>> Start Information supplied

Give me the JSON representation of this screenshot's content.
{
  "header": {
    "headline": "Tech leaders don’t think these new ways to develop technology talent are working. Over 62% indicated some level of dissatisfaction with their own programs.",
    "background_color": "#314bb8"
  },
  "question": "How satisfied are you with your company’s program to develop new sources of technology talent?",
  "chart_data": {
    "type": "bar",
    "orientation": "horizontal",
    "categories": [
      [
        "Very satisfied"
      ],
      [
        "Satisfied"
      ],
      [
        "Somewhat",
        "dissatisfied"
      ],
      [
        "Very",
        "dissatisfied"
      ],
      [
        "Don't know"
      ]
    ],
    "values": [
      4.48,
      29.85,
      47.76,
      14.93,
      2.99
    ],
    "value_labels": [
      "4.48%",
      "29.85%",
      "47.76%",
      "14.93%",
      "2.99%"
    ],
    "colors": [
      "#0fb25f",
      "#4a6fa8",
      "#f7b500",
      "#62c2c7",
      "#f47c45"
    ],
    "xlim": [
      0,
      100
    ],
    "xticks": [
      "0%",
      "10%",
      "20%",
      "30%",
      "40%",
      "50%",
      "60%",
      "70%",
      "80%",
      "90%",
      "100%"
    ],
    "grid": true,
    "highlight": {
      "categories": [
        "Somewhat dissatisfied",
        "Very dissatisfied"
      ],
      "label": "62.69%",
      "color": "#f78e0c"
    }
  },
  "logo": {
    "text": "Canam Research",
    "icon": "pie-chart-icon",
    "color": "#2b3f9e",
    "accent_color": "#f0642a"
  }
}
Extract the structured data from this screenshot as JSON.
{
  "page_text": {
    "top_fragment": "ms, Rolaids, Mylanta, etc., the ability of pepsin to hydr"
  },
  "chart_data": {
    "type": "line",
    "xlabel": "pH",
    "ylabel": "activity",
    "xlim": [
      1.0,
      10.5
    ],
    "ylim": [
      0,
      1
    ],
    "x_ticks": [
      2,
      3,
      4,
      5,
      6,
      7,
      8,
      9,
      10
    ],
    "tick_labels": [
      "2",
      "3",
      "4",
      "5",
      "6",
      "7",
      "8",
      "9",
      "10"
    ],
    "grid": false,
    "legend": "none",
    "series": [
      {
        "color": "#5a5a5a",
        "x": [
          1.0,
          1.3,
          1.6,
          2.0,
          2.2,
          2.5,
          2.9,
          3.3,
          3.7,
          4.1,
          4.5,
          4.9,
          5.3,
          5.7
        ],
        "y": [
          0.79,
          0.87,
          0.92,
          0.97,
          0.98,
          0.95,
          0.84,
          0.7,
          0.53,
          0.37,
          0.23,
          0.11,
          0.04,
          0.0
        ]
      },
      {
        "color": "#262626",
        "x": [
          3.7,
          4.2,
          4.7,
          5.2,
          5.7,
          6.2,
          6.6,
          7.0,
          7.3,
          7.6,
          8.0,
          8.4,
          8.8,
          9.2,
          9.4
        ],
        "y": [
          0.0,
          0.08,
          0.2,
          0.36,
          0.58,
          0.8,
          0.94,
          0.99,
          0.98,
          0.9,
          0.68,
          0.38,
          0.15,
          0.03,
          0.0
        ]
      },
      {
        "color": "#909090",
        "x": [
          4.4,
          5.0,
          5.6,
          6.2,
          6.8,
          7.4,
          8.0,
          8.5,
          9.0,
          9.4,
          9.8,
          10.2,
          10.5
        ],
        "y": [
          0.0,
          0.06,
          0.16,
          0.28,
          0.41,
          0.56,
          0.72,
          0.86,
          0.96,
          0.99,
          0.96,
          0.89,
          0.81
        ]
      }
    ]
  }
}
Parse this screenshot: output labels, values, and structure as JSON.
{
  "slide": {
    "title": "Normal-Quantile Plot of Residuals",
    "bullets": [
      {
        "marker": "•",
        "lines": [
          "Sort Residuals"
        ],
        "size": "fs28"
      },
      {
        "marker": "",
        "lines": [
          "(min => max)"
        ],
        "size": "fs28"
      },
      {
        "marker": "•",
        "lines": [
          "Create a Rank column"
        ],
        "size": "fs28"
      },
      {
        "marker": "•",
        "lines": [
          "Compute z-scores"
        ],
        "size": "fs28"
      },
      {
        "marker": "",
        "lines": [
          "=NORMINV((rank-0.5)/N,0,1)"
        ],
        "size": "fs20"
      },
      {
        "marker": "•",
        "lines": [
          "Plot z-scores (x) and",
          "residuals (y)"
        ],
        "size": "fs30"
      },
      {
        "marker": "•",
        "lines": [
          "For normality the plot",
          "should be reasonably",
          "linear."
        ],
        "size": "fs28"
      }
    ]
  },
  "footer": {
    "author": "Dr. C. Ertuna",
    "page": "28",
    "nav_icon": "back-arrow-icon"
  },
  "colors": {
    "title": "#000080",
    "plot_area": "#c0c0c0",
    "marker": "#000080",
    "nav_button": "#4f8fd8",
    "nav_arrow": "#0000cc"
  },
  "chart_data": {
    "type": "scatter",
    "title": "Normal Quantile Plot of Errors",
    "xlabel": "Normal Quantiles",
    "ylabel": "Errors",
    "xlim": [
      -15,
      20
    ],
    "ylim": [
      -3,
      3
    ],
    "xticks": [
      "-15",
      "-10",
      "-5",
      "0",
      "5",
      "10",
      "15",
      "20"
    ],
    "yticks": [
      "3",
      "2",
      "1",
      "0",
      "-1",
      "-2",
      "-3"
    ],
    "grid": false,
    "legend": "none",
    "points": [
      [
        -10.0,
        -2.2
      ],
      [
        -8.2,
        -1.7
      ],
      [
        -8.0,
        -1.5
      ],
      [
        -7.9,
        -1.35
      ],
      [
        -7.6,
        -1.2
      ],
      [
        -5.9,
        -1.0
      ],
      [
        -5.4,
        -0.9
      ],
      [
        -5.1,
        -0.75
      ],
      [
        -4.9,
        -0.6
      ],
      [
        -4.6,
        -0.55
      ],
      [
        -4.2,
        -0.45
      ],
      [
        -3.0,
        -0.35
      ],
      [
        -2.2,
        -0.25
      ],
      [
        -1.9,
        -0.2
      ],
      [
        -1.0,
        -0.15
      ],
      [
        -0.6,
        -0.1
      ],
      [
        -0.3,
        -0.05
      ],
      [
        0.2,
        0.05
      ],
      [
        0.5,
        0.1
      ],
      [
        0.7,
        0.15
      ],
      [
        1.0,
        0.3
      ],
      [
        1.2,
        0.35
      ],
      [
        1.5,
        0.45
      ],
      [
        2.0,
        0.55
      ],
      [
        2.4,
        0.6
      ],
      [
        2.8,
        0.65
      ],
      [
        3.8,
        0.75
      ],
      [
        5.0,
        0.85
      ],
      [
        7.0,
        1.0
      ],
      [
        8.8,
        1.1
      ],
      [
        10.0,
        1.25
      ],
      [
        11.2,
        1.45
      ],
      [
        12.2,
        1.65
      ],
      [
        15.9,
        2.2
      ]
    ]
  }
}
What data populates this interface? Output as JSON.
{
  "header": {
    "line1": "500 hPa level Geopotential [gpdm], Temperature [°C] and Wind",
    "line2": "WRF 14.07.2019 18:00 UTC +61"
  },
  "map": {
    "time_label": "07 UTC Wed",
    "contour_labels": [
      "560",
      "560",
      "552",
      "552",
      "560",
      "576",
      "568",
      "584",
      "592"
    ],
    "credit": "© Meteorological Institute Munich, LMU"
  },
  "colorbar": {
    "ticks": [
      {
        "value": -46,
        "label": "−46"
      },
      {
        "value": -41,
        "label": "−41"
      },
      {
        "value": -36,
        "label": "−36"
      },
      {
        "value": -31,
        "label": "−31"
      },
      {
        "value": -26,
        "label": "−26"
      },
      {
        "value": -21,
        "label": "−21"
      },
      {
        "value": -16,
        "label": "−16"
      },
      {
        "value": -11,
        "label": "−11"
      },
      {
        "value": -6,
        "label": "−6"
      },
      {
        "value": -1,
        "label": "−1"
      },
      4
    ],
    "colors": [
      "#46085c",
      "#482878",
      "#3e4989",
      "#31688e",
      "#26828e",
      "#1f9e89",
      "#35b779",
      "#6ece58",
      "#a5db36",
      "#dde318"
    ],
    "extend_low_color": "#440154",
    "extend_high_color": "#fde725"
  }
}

>> End Information supplied

▶ [Instructions to follow]
From the data above, work out how many lines contain the string "this" and reply with only the number.

▶ [Answer to the problem]
4